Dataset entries
· · · · · · ·

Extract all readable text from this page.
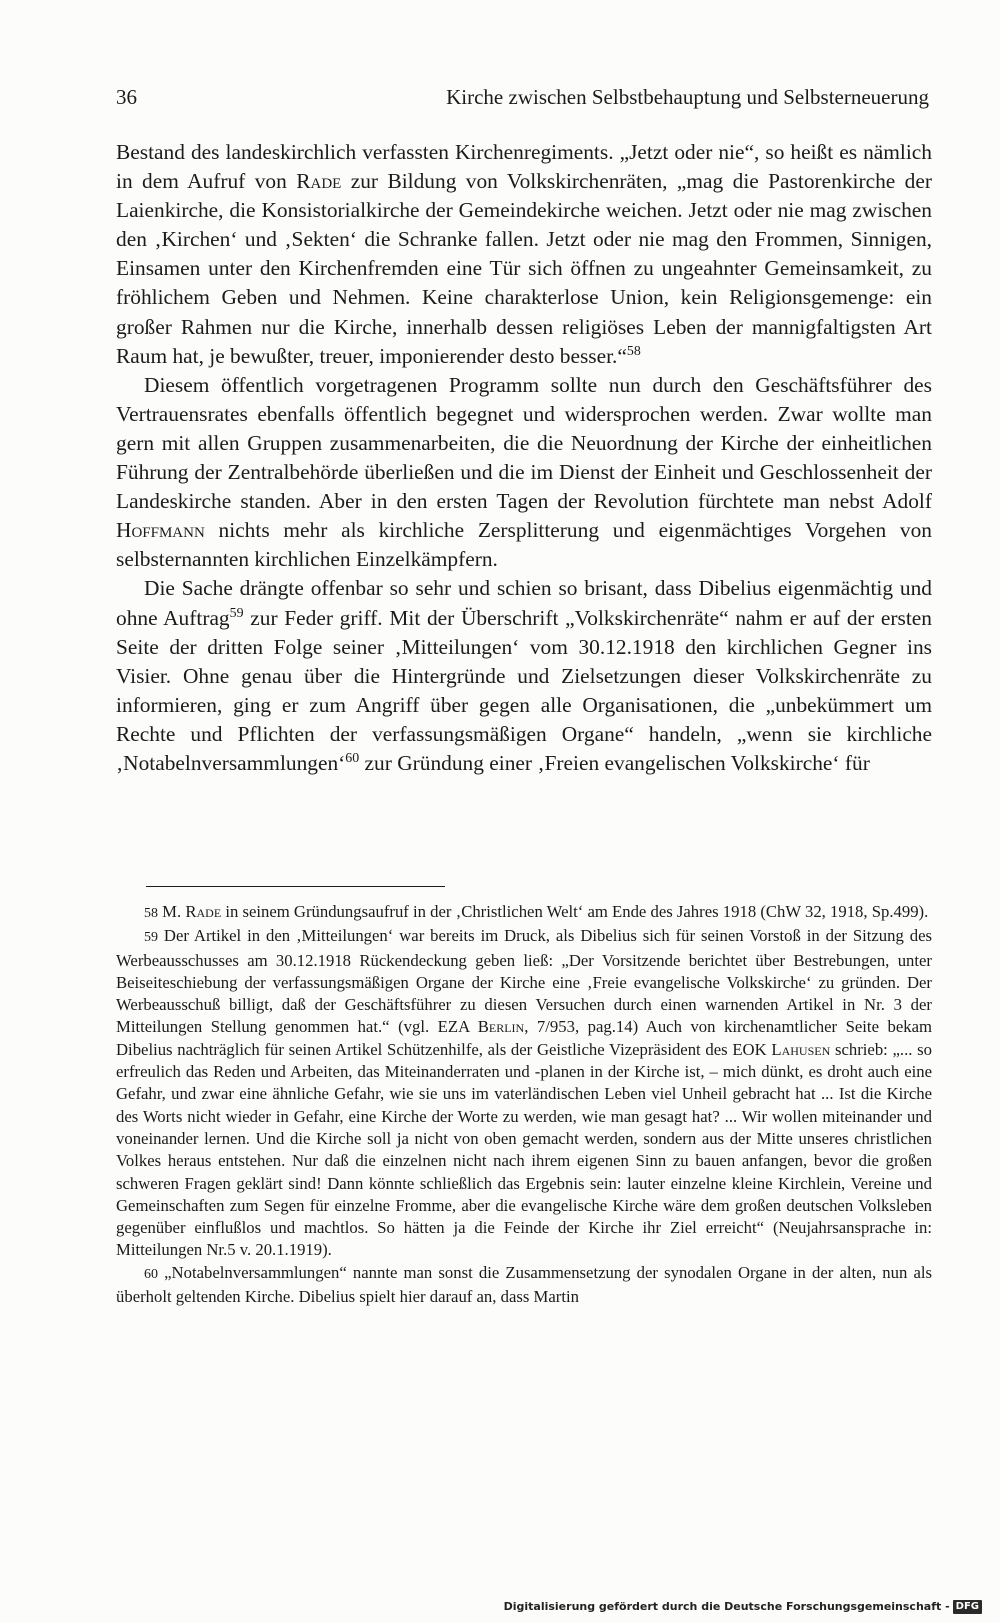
36	Kirche zwischen Selbstbehauptung und Selbsterneuerung

Bestand des landeskirchlich verfassten Kirchenregiments. „Jetzt oder nie“, so heißt es nämlich in dem Aufruf von Rade zur Bildung von Volkskirchenräten, „mag die Pastorenkirche der Laienkirche, die Konsistorialkirche der Gemeindekirche weichen. Jetzt oder nie mag zwischen den ‚Kirchen‘ und ‚Sekten‘ die Schranke fallen. Jetzt oder nie mag den Frommen, Sinnigen, Einsamen unter den Kirchenfremden eine Tür sich öffnen zu ungeahnter Gemeinsamkeit, zu fröhlichem Geben und Nehmen. Keine charakterlose Union, kein Religionsgemenge: ein großer Rahmen nur die Kirche, innerhalb dessen religiöses Leben der mannigfaltigsten Art Raum hat, je bewußter, treuer, imponierender desto besser.“$^{58}$

Diesem öffentlich vorgetragenen Programm sollte nun durch den Geschäftsführer des Vertrauensrates ebenfalls öffentlich begegnet und widersprochen werden. Zwar wollte man gern mit allen Gruppen zusammenarbeiten, die die Neuordnung der Kirche der einheitlichen Führung der Zentralbehörde überließen und die im Dienst der Einheit und Geschlossenheit der Landeskirche standen. Aber in den ersten Tagen der Revolution fürchtete man nebst Adolf Hoffmann nichts mehr als kirchliche Zersplitterung und eigenmächtiges Vorgehen von selbsternannten kirchlichen Einzelkämpfern.

Die Sache drängte offenbar so sehr und schien so brisant, dass Dibelius eigenmächtig und ohne Auftrag$^{59}$ zur Feder griff. Mit der Überschrift „Volkskirchenräte“ nahm er auf der ersten Seite der dritten Folge seiner ‚Mitteilungen‘ vom 30.12.1918 den kirchlichen Gegner ins Visier. Ohne genau über die Hintergründe und Zielsetzungen dieser Volkskirchenräte zu informieren, ging er zum Angriff über gegen alle Organisationen, die „unbekümmert um Rechte und Pflichten der verfassungsmäßigen Organe“ handeln, „wenn sie kirchliche ‚Notabelnversammlungen‘$^{60}$ zur Gründung einer ‚Freien evangelischen Volkskirche‘ für

58 M. Rade in seinem Gründungsaufruf in der ‚Christlichen Welt‘ am Ende des Jahres 1918 (ChW 32, 1918, Sp.499).

59 Der Artikel in den ‚Mitteilungen‘ war bereits im Druck, als Dibelius sich für seinen Vorstoß in der Sitzung des Werbeausschusses am 30.12.1918 Rückendeckung geben ließ: „Der Vorsitzende berichtet über Bestrebungen, unter Beiseiteschiebung der verfassungsmäßigen Organe der Kirche eine ‚Freie evangelische Volkskirche‘ zu gründen. Der Werbeausschuß billigt, daß der Geschäftsführer zu diesen Versuchen durch einen warnenden Artikel in Nr. 3 der Mitteilungen Stellung genommen hat.“ (vgl. EZA Berlin, 7/953, pag.14) Auch von kirchenamtlicher Seite bekam Dibelius nachträglich für seinen Artikel Schützenhilfe, als der Geistliche Vizepräsident des EOK Lahusen schrieb: „... so erfreulich das Reden und Arbeiten, das Miteinanderraten und -planen in der Kirche ist, – mich dünkt, es droht auch eine Gefahr, und zwar eine ähnliche Gefahr, wie sie uns im vaterländischen Leben viel Unheil gebracht hat ... Ist die Kirche des Worts nicht wieder in Gefahr, eine Kirche der Worte zu werden, wie man gesagt hat? ... Wir wollen miteinander und voneinander lernen. Und die Kirche soll ja nicht von oben gemacht werden, sondern aus der Mitte unseres christlichen Volkes heraus entstehen. Nur daß die einzelnen nicht nach ihrem eigenen Sinn zu bauen anfangen, bevor die großen schweren Fragen geklärt sind! Dann könnte schließlich das Ergebnis sein: lauter einzelne kleine Kirchlein, Vereine und Gemeinschaften zum Segen für einzelne Fromme, aber die evangelische Kirche wäre dem großen deutschen Volksleben gegenüber einflußlos und machtlos. So hätten ja die Feinde der Kirche ihr Ziel erreicht“ (Neujahrsansprache in: Mitteilungen Nr.5 v. 20.1.1919).

60 „Notabelnversammlungen“ nannte man sonst die Zusammensetzung der synodalen Organe in der alten, nun als überholt geltenden Kirche. Dibelius spielt hier darauf an, dass Martin

Digitalisierung gefördert durch die Deutsche Forschungsgemeinschaft - DFG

· · · · · · ·

With the pictures left out, output all the entries exactly.

Finished task
Extract all readable text from this page.
36	Kirche zwischen Selbstbehauptung und Selbsterneuerung

Bestand des landeskirchlich verfassten Kirchenregiments. „Jetzt oder nie“, so heißt es nämlich in dem Aufruf von Rade zur Bildung von Volkskirchenräten, „mag die Pastorenkirche der Laienkirche, die Konsistorialkirche der Gemeindekirche weichen. Jetzt oder nie mag zwischen den ‚Kirchen‘ und ‚Sekten‘ die Schranke fallen. Jetzt oder nie mag den Frommen, Sinnigen, Einsamen unter den Kirchenfremden eine Tür sich öffnen zu ungeahnter Gemeinsamkeit, zu fröhlichem Geben und Nehmen. Keine charakterlose Union, kein Religionsgemenge: ein großer Rahmen nur die Kirche, innerhalb dessen religiöses Leben der mannigfaltigsten Art Raum hat, je bewußter, treuer, imponierender desto besser.“$^{58}$

Diesem öffentlich vorgetragenen Programm sollte nun durch den Geschäftsführer des Vertrauensrates ebenfalls öffentlich begegnet und widersprochen werden. Zwar wollte man gern mit allen Gruppen zusammenarbeiten, die die Neuordnung der Kirche der einheitlichen Führung der Zentralbehörde überließen und die im Dienst der Einheit und Geschlossenheit der Landeskirche standen. Aber in den ersten Tagen der Revolution fürchtete man nebst Adolf Hoffmann nichts mehr als kirchliche Zersplitterung und eigenmächtiges Vorgehen von selbsternannten kirchlichen Einzelkämpfern.

Die Sache drängte offenbar so sehr und schien so brisant, dass Dibelius eigenmächtig und ohne Auftrag$^{59}$ zur Feder griff. Mit der Überschrift „Volkskirchenräte“ nahm er auf der ersten Seite der dritten Folge seiner ‚Mitteilungen‘ vom 30.12.1918 den kirchlichen Gegner ins Visier. Ohne genau über die Hintergründe und Zielsetzungen dieser Volkskirchenräte zu informieren, ging er zum Angriff über gegen alle Organisationen, die „unbekümmert um Rechte und Pflichten der verfassungsmäßigen Organe“ handeln, „wenn sie kirchliche ‚Notabelnversammlungen‘$^{60}$ zur Gründung einer ‚Freien evangelischen Volkskirche‘ für

58 M. Rade in seinem Gründungsaufruf in der ‚Christlichen Welt‘ am Ende des Jahres 1918 (ChW 32, 1918, Sp.499).

59 Der Artikel in den ‚Mitteilungen‘ war bereits im Druck, als Dibelius sich für seinen Vorstoß in der Sitzung des Werbeausschusses am 30.12.1918 Rückendeckung geben ließ: „Der Vorsitzende berichtet über Bestrebungen, unter Beiseiteschiebung der verfassungsmäßigen Organe der Kirche eine ‚Freie evangelische Volkskirche‘ zu gründen. Der Werbeausschuß billigt, daß der Geschäftsführer zu diesen Versuchen durch einen warnenden Artikel in Nr. 3 der Mitteilungen Stellung genommen hat.“ (vgl. EZA Berlin, 7/953, pag.14) Auch von kirchenamtlicher Seite bekam Dibelius nachträglich für seinen Artikel Schützenhilfe, als der Geistliche Vizepräsident des EOK Lahusen schrieb: „... so erfreulich das Reden und Arbeiten, das Miteinanderraten und -planen in der Kirche ist, – mich dünkt, es droht auch eine Gefahr, und zwar eine ähnliche Gefahr, wie sie uns im vaterländischen Leben viel Unheil gebracht hat ... Ist die Kirche des Worts nicht wieder in Gefahr, eine Kirche der Worte zu werden, wie man gesagt hat? ... Wir wollen miteinander und voneinander lernen. Und die Kirche soll ja nicht von oben gemacht werden, sondern aus der Mitte unseres christlichen Volkes heraus entstehen. Nur daß die einzelnen nicht nach ihrem eigenen Sinn zu bauen anfangen, bevor die großen schweren Fragen geklärt sind! Dann könnte schließlich das Ergebnis sein: lauter einzelne kleine Kirchlein, Vereine und Gemeinschaften zum Segen für einzelne Fromme, aber die evangelische Kirche wäre dem großen deutschen Volksleben gegenüber einflußlos und machtlos. So hätten ja die Feinde der Kirche ihr Ziel erreicht“ (Neujahrsansprache in: Mitteilungen Nr.5 v. 20.1.1919).

60 „Notabelnversammlungen“ nannte man sonst die Zusammensetzung der synodalen Organe in der alten, nun als überholt geltenden Kirche. Dibelius spielt hier darauf an, dass Martin

Digitalisierung gefördert durch die Deutsche Forschungsgemeinschaft - DFG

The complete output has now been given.